Can you transcribe the data exactly? Leave the pictures out.

Stored data:

+ + + + + + +

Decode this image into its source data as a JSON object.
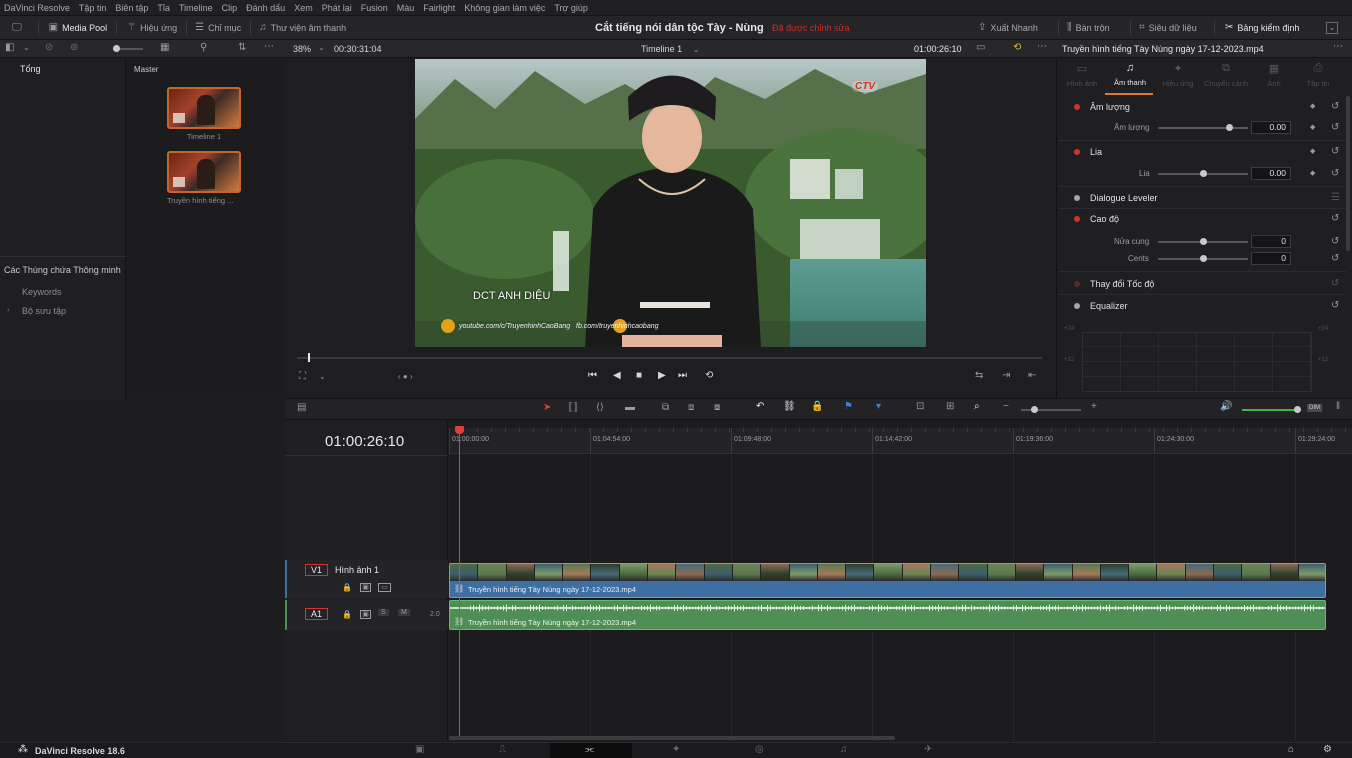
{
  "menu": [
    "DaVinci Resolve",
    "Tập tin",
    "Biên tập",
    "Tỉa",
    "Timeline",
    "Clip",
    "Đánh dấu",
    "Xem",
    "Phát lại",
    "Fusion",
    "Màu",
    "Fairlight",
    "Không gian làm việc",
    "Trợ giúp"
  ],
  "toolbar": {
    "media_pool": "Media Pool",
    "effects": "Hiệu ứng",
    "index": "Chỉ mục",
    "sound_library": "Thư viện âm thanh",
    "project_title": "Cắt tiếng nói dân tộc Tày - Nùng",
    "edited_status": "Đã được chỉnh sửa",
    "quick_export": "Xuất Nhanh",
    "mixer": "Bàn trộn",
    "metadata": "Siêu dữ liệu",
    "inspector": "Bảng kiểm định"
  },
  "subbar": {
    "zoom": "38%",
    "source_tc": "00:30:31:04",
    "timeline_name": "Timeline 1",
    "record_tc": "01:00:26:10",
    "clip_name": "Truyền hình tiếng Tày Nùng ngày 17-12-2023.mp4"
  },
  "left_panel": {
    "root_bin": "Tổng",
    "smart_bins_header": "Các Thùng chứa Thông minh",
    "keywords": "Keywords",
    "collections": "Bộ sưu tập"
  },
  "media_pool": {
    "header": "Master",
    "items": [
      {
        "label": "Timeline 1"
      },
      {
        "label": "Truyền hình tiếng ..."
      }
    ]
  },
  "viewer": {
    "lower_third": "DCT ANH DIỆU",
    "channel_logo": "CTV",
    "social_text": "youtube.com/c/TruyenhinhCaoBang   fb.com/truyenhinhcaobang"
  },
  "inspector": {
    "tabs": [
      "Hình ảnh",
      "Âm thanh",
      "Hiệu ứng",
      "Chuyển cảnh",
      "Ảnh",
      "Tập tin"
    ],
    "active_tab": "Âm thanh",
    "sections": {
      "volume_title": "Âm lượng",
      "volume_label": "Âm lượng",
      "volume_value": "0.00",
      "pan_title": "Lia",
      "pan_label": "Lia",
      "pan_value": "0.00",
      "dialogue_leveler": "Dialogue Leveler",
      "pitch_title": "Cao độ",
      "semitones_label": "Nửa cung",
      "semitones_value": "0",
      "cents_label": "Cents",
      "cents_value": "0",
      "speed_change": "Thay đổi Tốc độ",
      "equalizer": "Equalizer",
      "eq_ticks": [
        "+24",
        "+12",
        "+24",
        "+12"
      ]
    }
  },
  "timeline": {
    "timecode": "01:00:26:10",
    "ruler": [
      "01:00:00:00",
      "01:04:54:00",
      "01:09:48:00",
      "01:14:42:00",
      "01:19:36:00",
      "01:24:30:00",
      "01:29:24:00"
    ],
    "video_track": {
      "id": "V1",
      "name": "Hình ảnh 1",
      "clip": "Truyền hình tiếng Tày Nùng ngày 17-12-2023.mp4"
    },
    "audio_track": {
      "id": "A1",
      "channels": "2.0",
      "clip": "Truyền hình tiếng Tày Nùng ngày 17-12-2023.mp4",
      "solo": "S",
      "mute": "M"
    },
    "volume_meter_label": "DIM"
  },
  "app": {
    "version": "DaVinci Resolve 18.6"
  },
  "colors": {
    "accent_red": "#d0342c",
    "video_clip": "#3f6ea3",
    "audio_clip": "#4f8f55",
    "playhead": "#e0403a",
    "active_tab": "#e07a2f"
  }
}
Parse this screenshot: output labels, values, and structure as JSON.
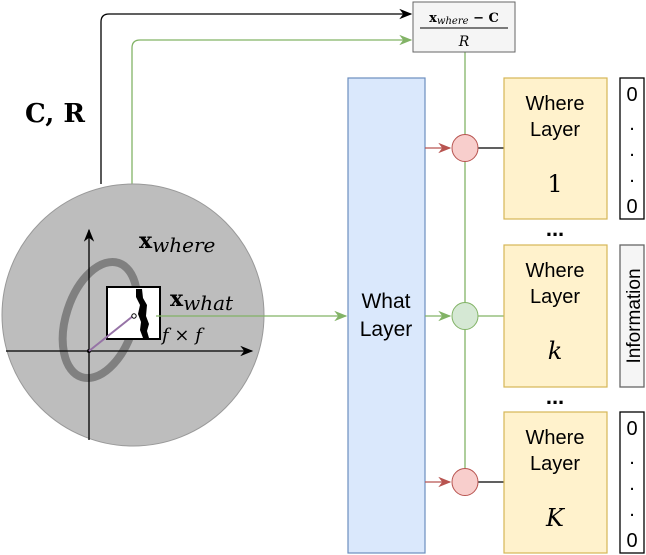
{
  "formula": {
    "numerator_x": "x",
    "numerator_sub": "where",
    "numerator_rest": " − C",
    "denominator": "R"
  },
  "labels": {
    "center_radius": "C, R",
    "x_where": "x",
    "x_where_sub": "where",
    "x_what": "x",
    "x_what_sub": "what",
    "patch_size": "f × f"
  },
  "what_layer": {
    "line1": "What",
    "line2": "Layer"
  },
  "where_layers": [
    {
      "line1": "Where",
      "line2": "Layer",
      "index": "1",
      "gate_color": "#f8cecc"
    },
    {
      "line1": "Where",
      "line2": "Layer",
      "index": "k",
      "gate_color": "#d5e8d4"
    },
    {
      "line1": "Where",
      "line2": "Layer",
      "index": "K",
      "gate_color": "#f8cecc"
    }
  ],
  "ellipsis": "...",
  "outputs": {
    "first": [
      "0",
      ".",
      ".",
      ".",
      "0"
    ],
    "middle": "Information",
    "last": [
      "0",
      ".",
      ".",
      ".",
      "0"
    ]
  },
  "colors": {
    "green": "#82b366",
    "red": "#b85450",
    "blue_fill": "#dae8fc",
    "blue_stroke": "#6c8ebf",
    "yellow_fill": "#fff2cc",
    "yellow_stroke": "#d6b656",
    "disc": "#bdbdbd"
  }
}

+ + + + + + +

OUTPUT FOR THIS EXERCISE ▸
Decode this image into its source data as a JSON object.
{
  "menu": [
    "DaVinci Resolve",
    "Tập tin",
    "Biên tập",
    "Tỉa",
    "Timeline",
    "Clip",
    "Đánh dấu",
    "Xem",
    "Phát lại",
    "Fusion",
    "Màu",
    "Fairlight",
    "Không gian làm việc",
    "Trợ giúp"
  ],
  "toolbar": {
    "media_pool": "Media Pool",
    "effects": "Hiệu ứng",
    "index": "Chỉ mục",
    "sound_library": "Thư viện âm thanh",
    "project_title": "Cắt tiếng nói dân tộc Tày - Nùng",
    "edited_status": "Đã được chỉnh sửa",
    "quick_export": "Xuất Nhanh",
    "mixer": "Bàn trộn",
    "metadata": "Siêu dữ liệu",
    "inspector": "Bảng kiểm định"
  },
  "subbar": {
    "zoom": "38%",
    "source_tc": "00:30:31:04",
    "timeline_name": "Timeline 1",
    "record_tc": "01:00:26:10",
    "clip_name": "Truyền hình tiếng Tày Nùng ngày 17-12-2023.mp4"
  },
  "left_panel": {
    "root_bin": "Tổng",
    "smart_bins_header": "Các Thùng chứa Thông minh",
    "keywords": "Keywords",
    "collections": "Bộ sưu tập"
  },
  "media_pool": {
    "header": "Master",
    "items": [
      {
        "label": "Timeline 1"
      },
      {
        "label": "Truyền hình tiếng ..."
      }
    ]
  },
  "viewer": {
    "lower_third": "DCT ANH DIỆU",
    "channel_logo": "CTV",
    "social_text": "youtube.com/c/TruyenhinhCaoBang   fb.com/truyenhinhcaobang"
  },
  "inspector": {
    "tabs": [
      "Hình ảnh",
      "Âm thanh",
      "Hiệu ứng",
      "Chuyển cảnh",
      "Ảnh",
      "Tập tin"
    ],
    "active_tab": "Âm thanh",
    "sections": {
      "volume_title": "Âm lượng",
      "volume_label": "Âm lượng",
      "volume_value": "0.00",
      "pan_title": "Lia",
      "pan_label": "Lia",
      "pan_value": "0.00",
      "dialogue_leveler": "Dialogue Leveler",
      "pitch_title": "Cao độ",
      "semitones_label": "Nửa cung",
      "semitones_value": "0",
      "cents_label": "Cents",
      "cents_value": "0",
      "speed_change": "Thay đổi Tốc độ",
      "equalizer": "Equalizer",
      "eq_ticks": [
        "+24",
        "+12",
        "+24",
        "+12"
      ]
    }
  },
  "timeline": {
    "timecode": "01:00:26:10",
    "ruler": [
      "01:00:00:00",
      "01:04:54:00",
      "01:09:48:00",
      "01:14:42:00",
      "01:19:36:00",
      "01:24:30:00",
      "01:29:24:00"
    ],
    "video_track": {
      "id": "V1",
      "name": "Hình ảnh 1",
      "clip": "Truyền hình tiếng Tày Nùng ngày 17-12-2023.mp4"
    },
    "audio_track": {
      "id": "A1",
      "channels": "2.0",
      "clip": "Truyền hình tiếng Tày Nùng ngày 17-12-2023.mp4",
      "solo": "S",
      "mute": "M"
    },
    "volume_meter_label": "DIM"
  },
  "app": {
    "version": "DaVinci Resolve 18.6"
  },
  "colors": {
    "accent_red": "#d0342c",
    "video_clip": "#3f6ea3",
    "audio_clip": "#4f8f55",
    "playhead": "#e0403a",
    "active_tab": "#e07a2f"
  }
}
Parse this screenshot: output labels, values, and structure as JSON.
{
  "formula": {
    "numerator_x": "x",
    "numerator_sub": "where",
    "numerator_rest": " − C",
    "denominator": "R"
  },
  "labels": {
    "center_radius": "C, R",
    "x_where": "x",
    "x_where_sub": "where",
    "x_what": "x",
    "x_what_sub": "what",
    "patch_size": "f × f"
  },
  "what_layer": {
    "line1": "What",
    "line2": "Layer"
  },
  "where_layers": [
    {
      "line1": "Where",
      "line2": "Layer",
      "index": "1",
      "gate_color": "#f8cecc"
    },
    {
      "line1": "Where",
      "line2": "Layer",
      "index": "k",
      "gate_color": "#d5e8d4"
    },
    {
      "line1": "Where",
      "line2": "Layer",
      "index": "K",
      "gate_color": "#f8cecc"
    }
  ],
  "ellipsis": "...",
  "outputs": {
    "first": [
      "0",
      ".",
      ".",
      ".",
      "0"
    ],
    "middle": "Information",
    "last": [
      "0",
      ".",
      ".",
      ".",
      "0"
    ]
  },
  "colors": {
    "green": "#82b366",
    "red": "#b85450",
    "blue_fill": "#dae8fc",
    "blue_stroke": "#6c8ebf",
    "yellow_fill": "#fff2cc",
    "yellow_stroke": "#d6b656",
    "disc": "#bdbdbd"
  }
}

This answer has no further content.